■ DIRECTIONS FOR THIS TASK ■
Below are some records; repeat them all exactly, minus the pictures.

■ RECORDS FOR THE EXERCISE ■

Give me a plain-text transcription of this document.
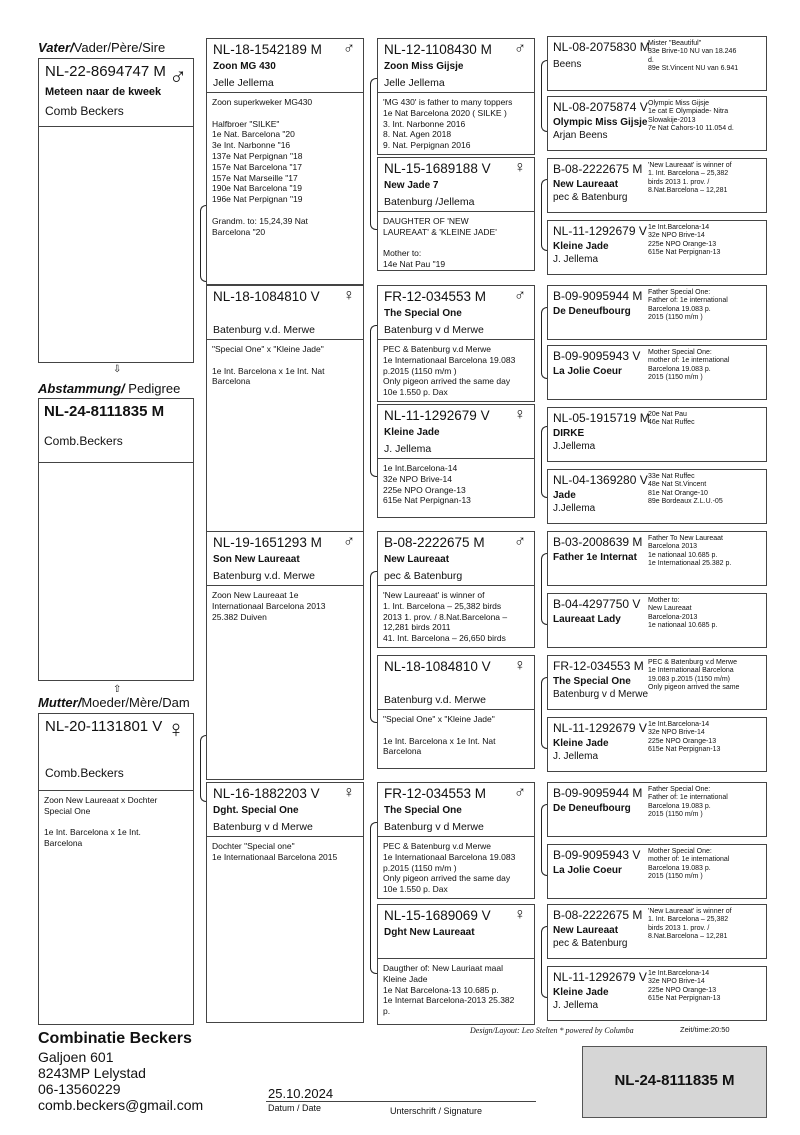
Vater/Vader/Père/Sire
NL-22-8694747 M ♂
Meteen naar de kweek
Comb Beckers
⇩
Abstammung/ Pedigree
NL-24-8111835 M
Comb.Beckers
⇧
Mutter/Moeder/Mère/Dam
NL-20-1131801 V ♀
Comb.Beckers
Zoon New Laureaat x Dochter
Special One

1e Int. Barcelona x 1e Int.
Barcelona
NL-18-1542189 M	♂
Zoon MG 430
Jelle Jellema
Zoon superkweker MG430

Halfbroer "SILKE"
1e Nat. Barcelona "20
3e Int. Narbonne "16
137e Nat Perpignan "18
157e Nat Barcelona "17
157e Nat Marseille "17
190e Nat Barcelona "19
196e Nat Perpignan "19

Grandm. to: 15,24,39 Nat
Barcelona "20
NL-18-1084810 V	♀
Batenburg v.d. Merwe
"Special One" x "Kleine Jade"

1e Int. Barcelona x 1e Int. Nat
Barcelona
NL-19-1651293 M	♂
Son New Laureaat
Batenburg v.d. Merwe
Zoon New Laureaat 1e
Internationaal Barcelona 2013
25.382 Duiven
NL-16-1882203 V	♀
Dght. Special One
Batenburg v d Merwe
Dochter "Special one"
1e Internationaal Barcelona 2015
NL-12-1108430 M	♂
Zoon Miss Gijsje
Jelle Jellema
'MG 430' is father to many toppers
1e Nat Barcelona 2020 ( SILKE )
3. Int. Narbonne 2016
8. Nat. Agen 2018
9. Nat. Perpignan 2016
NL-15-1689188 V	♀
New Jade 7
Batenburg /Jellema
DAUGHTER OF 'NEW
LAUREAAT' & 'KLEINE JADE'

Mother to:
14e Nat Pau "19
FR-12-034553 M	♂
The Special One
Batenburg v d Merwe
PEC & Batenburg v.d Merwe
1e Internationaal Barcelona 19.083
p.2015 (1150 m/m )
Only pigeon arrived the same day
10e 1.550 p. Dax
NL-11-1292679 V	♀
Kleine Jade
J. Jellema
1e Int.Barcelona-14
32e NPO Brive-14
225e NPO Orange-13
615e Nat Perpignan-13
B-08-2222675 M	♂
New Laureaat
pec & Batenburg
'New Laureaat' is winner of
1. Int. Barcelona – 25,382 birds
2013 1. prov. / 8.Nat.Barcelona –
12,281 birds 2011
41. Int. Barcelona – 26,650 birds
NL-18-1084810 V	♀
Batenburg v.d. Merwe
"Special One" x "Kleine Jade"

1e Int. Barcelona x 1e Int. Nat
Barcelona
FR-12-034553 M	♂
The Special One
Batenburg v d Merwe
PEC & Batenburg v.d Merwe
1e Internationaal Barcelona 19.083
p.2015 (1150 m/m )
Only pigeon arrived the same day
10e 1.550 p. Dax
NL-15-1689069 V	♀
Dght New Laureaat
Daugther of: New Lauriaat maal
Kleine Jade
1e Nat Barcelona-13 10.685 p.
1e Internat Barcelona-2013 25.382
p.
NL-08-2075830 M
Beens
Mister "Beautiful"
33e Brive-10 NU van 18.246
d.
89e St.Vincent NU van 6.941
NL-08-2075874 V
Olympic Miss Gijsje
Arjan Beens
Olympic Miss Gijsje
1e cat E Olympiade- Nitra
Slowakije-2013
7e Nat Cahors-10 11.054 d.
B-08-2222675 M
New Laureaat
pec & Batenburg
'New Laureaat' is winner of
1. Int. Barcelona – 25,382
birds 2013 1. prov. /
8.Nat.Barcelona – 12,281
NL-11-1292679 V
Kleine Jade
J. Jellema
1e Int.Barcelona-14
32e NPO Brive-14
225e NPO Orange-13
615e Nat Perpignan-13
B-09-9095944 M
De Deneufbourg
Father Special One:
Father of: 1e international
Barcelona 19.083 p.
2015 (1150 m/m )
B-09-9095943 V
La Jolie Coeur
Mother Special One:
mother of: 1e international
Barcelona 19.083 p.
2015 (1150 m/m )
NL-05-1915719 M
DIRKE
J.Jellema
20e Nat Pau
46e Nat Ruffec
NL-04-1369280 V
Jade
J.Jellema
33e Nat Ruffec
48e Nat St.Vincent
81e Nat Orange-10
89e Bordeaux Z.L.U.-05
B-03-2008639 M
Father 1e Internat
Father To New Laureaat
Barcelona 2013
1e nationaal 10.685 p.
1e Internationaal 25.382 p.
B-04-4297750 V
Laureaat Lady
Mother to:
New Laureaat
Barcelona-2013
1e nationaal 10.685 p.
FR-12-034553 M
The Special One
Batenburg v d Merwe
PEC & Batenburg v.d Merwe
1e Internationaal Barcelona
19.083 p.2015 (1150 m/m)
Only pigeon arrived the same
NL-11-1292679 V
Kleine Jade
J. Jellema
1e Int.Barcelona-14
32e NPO Brive-14
225e NPO Orange-13
615e Nat Perpignan-13
B-09-9095944 M
De Deneufbourg
Father Special One:
Father of: 1e international
Barcelona 19.083 p.
2015 (1150 m/m )
B-09-9095943 V
La Jolie Coeur
Mother Special One:
mother of: 1e international
Barcelona 19.083 p.
2015 (1150 m/m )
B-08-2222675 M
New Laureaat
pec & Batenburg
'New Laureaat' is winner of
1. Int. Barcelona – 25,382
birds 2013 1. prov. /
8.Nat.Barcelona – 12,281
NL-11-1292679 V
Kleine Jade
J. Jellema
1e Int.Barcelona-14
32e NPO Brive-14
225e NPO Orange-13
615e Nat Perpignan-13
Combinatie Beckers
Galjoen 601
8243MP Lelystad
06-13560229
comb.beckers@gmail.com
25.10.2024
Datum / Date	Unterschrift / Signature
Design/Layout: Leo Stelten * powered by Columba	Zeit/time:20:50
NL-24-8111835 M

■ SOLUTION BELOW ■
Give me a plain-text transcription of this document.
Vater/Vader/Père/Sire
NL-22-8694747 M ♂
Meteen naar de kweek
Comb Beckers
⇩
Abstammung/ Pedigree
NL-24-8111835 M
Comb.Beckers
⇧
Mutter/Moeder/Mère/Dam
NL-20-1131801 V ♀
Comb.Beckers
Zoon New Laureaat x Dochter
Special One

1e Int. Barcelona x 1e Int.
Barcelona
NL-18-1542189 M	♂
Zoon MG 430
Jelle Jellema
Zoon superkweker MG430

Halfbroer "SILKE"
1e Nat. Barcelona "20
3e Int. Narbonne "16
137e Nat Perpignan "18
157e Nat Barcelona "17
157e Nat Marseille "17
190e Nat Barcelona "19
196e Nat Perpignan "19

Grandm. to: 15,24,39 Nat
Barcelona "20
NL-18-1084810 V	♀
Batenburg v.d. Merwe
"Special One" x "Kleine Jade"

1e Int. Barcelona x 1e Int. Nat
Barcelona
NL-19-1651293 M	♂
Son New Laureaat
Batenburg v.d. Merwe
Zoon New Laureaat 1e
Internationaal Barcelona 2013
25.382 Duiven
NL-16-1882203 V	♀
Dght. Special One
Batenburg v d Merwe
Dochter "Special one"
1e Internationaal Barcelona 2015
NL-12-1108430 M	♂
Zoon Miss Gijsje
Jelle Jellema
'MG 430' is father to many toppers
1e Nat Barcelona 2020 ( SILKE )
3. Int. Narbonne 2016
8. Nat. Agen 2018
9. Nat. Perpignan 2016
NL-15-1689188 V	♀
New Jade 7
Batenburg /Jellema
DAUGHTER OF 'NEW
LAUREAAT' & 'KLEINE JADE'

Mother to:
14e Nat Pau "19
FR-12-034553 M	♂
The Special One
Batenburg v d Merwe
PEC & Batenburg v.d Merwe
1e Internationaal Barcelona 19.083
p.2015 (1150 m/m )
Only pigeon arrived the same day
10e 1.550 p. Dax
NL-11-1292679 V	♀
Kleine Jade
J. Jellema
1e Int.Barcelona-14
32e NPO Brive-14
225e NPO Orange-13
615e Nat Perpignan-13
B-08-2222675 M	♂
New Laureaat
pec & Batenburg
'New Laureaat' is winner of
1. Int. Barcelona – 25,382 birds
2013 1. prov. / 8.Nat.Barcelona –
12,281 birds 2011
41. Int. Barcelona – 26,650 birds
NL-18-1084810 V	♀
Batenburg v.d. Merwe
"Special One" x "Kleine Jade"

1e Int. Barcelona x 1e Int. Nat
Barcelona
FR-12-034553 M	♂
The Special One
Batenburg v d Merwe
PEC & Batenburg v.d Merwe
1e Internationaal Barcelona 19.083
p.2015 (1150 m/m )
Only pigeon arrived the same day
10e 1.550 p. Dax
NL-15-1689069 V	♀
Dght New Laureaat
Daugther of: New Lauriaat maal
Kleine Jade
1e Nat Barcelona-13 10.685 p.
1e Internat Barcelona-2013 25.382
p.
NL-08-2075830 M
Beens
Mister "Beautiful"
33e Brive-10 NU van 18.246
d.
89e St.Vincent NU van 6.941
NL-08-2075874 V
Olympic Miss Gijsje
Arjan Beens
Olympic Miss Gijsje
1e cat E Olympiade- Nitra
Slowakije-2013
7e Nat Cahors-10 11.054 d.
B-08-2222675 M
New Laureaat
pec & Batenburg
'New Laureaat' is winner of
1. Int. Barcelona – 25,382
birds 2013 1. prov. /
8.Nat.Barcelona – 12,281
NL-11-1292679 V
Kleine Jade
J. Jellema
1e Int.Barcelona-14
32e NPO Brive-14
225e NPO Orange-13
615e Nat Perpignan-13
B-09-9095944 M
De Deneufbourg
Father Special One:
Father of: 1e international
Barcelona 19.083 p.
2015 (1150 m/m )
B-09-9095943 V
La Jolie Coeur
Mother Special One:
mother of: 1e international
Barcelona 19.083 p.
2015 (1150 m/m )
NL-05-1915719 M
DIRKE
J.Jellema
20e Nat Pau
46e Nat Ruffec
NL-04-1369280 V
Jade
J.Jellema
33e Nat Ruffec
48e Nat St.Vincent
81e Nat Orange-10
89e Bordeaux Z.L.U.-05
B-03-2008639 M
Father 1e Internat
Father To New Laureaat
Barcelona 2013
1e nationaal 10.685 p.
1e Internationaal 25.382 p.
B-04-4297750 V
Laureaat Lady
Mother to:
New Laureaat
Barcelona-2013
1e nationaal 10.685 p.
FR-12-034553 M
The Special One
Batenburg v d Merwe
PEC & Batenburg v.d Merwe
1e Internationaal Barcelona
19.083 p.2015 (1150 m/m)
Only pigeon arrived the same
NL-11-1292679 V
Kleine Jade
J. Jellema
1e Int.Barcelona-14
32e NPO Brive-14
225e NPO Orange-13
615e Nat Perpignan-13
B-09-9095944 M
De Deneufbourg
Father Special One:
Father of: 1e international
Barcelona 19.083 p.
2015 (1150 m/m )
B-09-9095943 V
La Jolie Coeur
Mother Special One:
mother of: 1e international
Barcelona 19.083 p.
2015 (1150 m/m )
B-08-2222675 M
New Laureaat
pec & Batenburg
'New Laureaat' is winner of
1. Int. Barcelona – 25,382
birds 2013 1. prov. /
8.Nat.Barcelona – 12,281
NL-11-1292679 V
Kleine Jade
J. Jellema
1e Int.Barcelona-14
32e NPO Brive-14
225e NPO Orange-13
615e Nat Perpignan-13
Combinatie Beckers
Galjoen 601
8243MP Lelystad
06-13560229
comb.beckers@gmail.com
25.10.2024
Datum / Date	Unterschrift / Signature
Design/Layout: Leo Stelten * powered by Columba	Zeit/time:20:50
NL-24-8111835 M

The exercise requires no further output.